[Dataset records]
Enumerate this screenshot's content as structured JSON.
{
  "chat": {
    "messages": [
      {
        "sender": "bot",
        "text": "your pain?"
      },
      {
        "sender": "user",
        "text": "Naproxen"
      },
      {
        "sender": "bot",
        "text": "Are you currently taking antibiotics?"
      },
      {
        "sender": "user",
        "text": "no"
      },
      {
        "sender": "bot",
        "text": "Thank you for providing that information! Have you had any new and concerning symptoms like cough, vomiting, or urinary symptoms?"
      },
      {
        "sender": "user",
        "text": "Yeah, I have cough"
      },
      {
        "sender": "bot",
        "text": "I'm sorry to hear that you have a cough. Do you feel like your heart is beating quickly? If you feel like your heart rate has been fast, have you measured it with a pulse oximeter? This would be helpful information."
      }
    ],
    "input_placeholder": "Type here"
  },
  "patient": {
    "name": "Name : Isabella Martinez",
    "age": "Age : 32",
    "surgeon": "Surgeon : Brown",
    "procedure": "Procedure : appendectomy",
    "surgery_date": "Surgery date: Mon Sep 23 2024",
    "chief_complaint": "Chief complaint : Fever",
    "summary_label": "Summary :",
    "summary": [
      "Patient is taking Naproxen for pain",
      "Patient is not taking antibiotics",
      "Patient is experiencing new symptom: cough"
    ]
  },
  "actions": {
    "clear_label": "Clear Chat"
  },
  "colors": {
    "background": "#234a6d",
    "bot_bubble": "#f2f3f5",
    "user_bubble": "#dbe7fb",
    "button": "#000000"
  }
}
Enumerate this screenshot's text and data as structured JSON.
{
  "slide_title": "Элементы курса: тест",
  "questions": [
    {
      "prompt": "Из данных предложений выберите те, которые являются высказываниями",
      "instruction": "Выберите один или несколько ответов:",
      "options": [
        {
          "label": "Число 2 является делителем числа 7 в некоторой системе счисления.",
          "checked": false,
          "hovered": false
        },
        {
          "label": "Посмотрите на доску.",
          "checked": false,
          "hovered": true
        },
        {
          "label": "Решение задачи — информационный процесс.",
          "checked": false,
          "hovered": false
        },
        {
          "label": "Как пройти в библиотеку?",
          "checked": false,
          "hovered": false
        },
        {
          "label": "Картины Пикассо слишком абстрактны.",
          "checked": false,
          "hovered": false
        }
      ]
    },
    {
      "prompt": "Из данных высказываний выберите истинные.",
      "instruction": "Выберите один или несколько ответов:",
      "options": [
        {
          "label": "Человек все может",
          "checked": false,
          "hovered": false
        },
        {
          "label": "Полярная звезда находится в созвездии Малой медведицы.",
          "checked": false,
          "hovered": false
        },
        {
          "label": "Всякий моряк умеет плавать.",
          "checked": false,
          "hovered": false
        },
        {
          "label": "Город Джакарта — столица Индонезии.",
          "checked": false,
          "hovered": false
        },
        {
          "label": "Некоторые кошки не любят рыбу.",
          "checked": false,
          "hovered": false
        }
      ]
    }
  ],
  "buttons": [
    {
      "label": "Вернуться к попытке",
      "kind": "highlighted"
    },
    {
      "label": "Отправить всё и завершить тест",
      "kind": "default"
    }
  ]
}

- INSTRUCTION: All of the data needs to be printed once more, exactly.

- EXERCISE ANSWER:
Enumerate this screenshot's content as structured JSON.
{
  "chat": {
    "messages": [
      {
        "sender": "bot",
        "text": "your pain?"
      },
      {
        "sender": "user",
        "text": "Naproxen"
      },
      {
        "sender": "bot",
        "text": "Are you currently taking antibiotics?"
      },
      {
        "sender": "user",
        "text": "no"
      },
      {
        "sender": "bot",
        "text": "Thank you for providing that information! Have you had any new and concerning symptoms like cough, vomiting, or urinary symptoms?"
      },
      {
        "sender": "user",
        "text": "Yeah, I have cough"
      },
      {
        "sender": "bot",
        "text": "I'm sorry to hear that you have a cough. Do you feel like your heart is beating quickly? If you feel like your heart rate has been fast, have you measured it with a pulse oximeter? This would be helpful information."
      }
    ],
    "input_placeholder": "Type here"
  },
  "patient": {
    "name": "Name : Isabella Martinez",
    "age": "Age : 32",
    "surgeon": "Surgeon : Brown",
    "procedure": "Procedure : appendectomy",
    "surgery_date": "Surgery date: Mon Sep 23 2024",
    "chief_complaint": "Chief complaint : Fever",
    "summary_label": "Summary :",
    "summary": [
      "Patient is taking Naproxen for pain",
      "Patient is not taking antibiotics",
      "Patient is experiencing new symptom: cough"
    ]
  },
  "actions": {
    "clear_label": "Clear Chat"
  },
  "colors": {
    "background": "#234a6d",
    "bot_bubble": "#f2f3f5",
    "user_bubble": "#dbe7fb",
    "button": "#000000"
  }
}
Enumerate this screenshot's text and data as structured JSON.
{
  "slide_title": "Элементы курса: тест",
  "questions": [
    {
      "prompt": "Из данных предложений выберите те, которые являются высказываниями",
      "instruction": "Выберите один или несколько ответов:",
      "options": [
        {
          "label": "Число 2 является делителем числа 7 в некоторой системе счисления.",
          "checked": false,
          "hovered": false
        },
        {
          "label": "Посмотрите на доску.",
          "checked": false,
          "hovered": true
        },
        {
          "label": "Решение задачи — информационный процесс.",
          "checked": false,
          "hovered": false
        },
        {
          "label": "Как пройти в библиотеку?",
          "checked": false,
          "hovered": false
        },
        {
          "label": "Картины Пикассо слишком абстрактны.",
          "checked": false,
          "hovered": false
        }
      ]
    },
    {
      "prompt": "Из данных высказываний выберите истинные.",
      "instruction": "Выберите один или несколько ответов:",
      "options": [
        {
          "label": "Человек все может",
          "checked": false,
          "hovered": false
        },
        {
          "label": "Полярная звезда находится в созвездии Малой медведицы.",
          "checked": false,
          "hovered": false
        },
        {
          "label": "Всякий моряк умеет плавать.",
          "checked": false,
          "hovered": false
        },
        {
          "label": "Город Джакарта — столица Индонезии.",
          "checked": false,
          "hovered": false
        },
        {
          "label": "Некоторые кошки не любят рыбу.",
          "checked": false,
          "hovered": false
        }
      ]
    }
  ],
  "buttons": [
    {
      "label": "Вернуться к попытке",
      "kind": "highlighted"
    },
    {
      "label": "Отправить всё и завершить тест",
      "kind": "default"
    }
  ]
}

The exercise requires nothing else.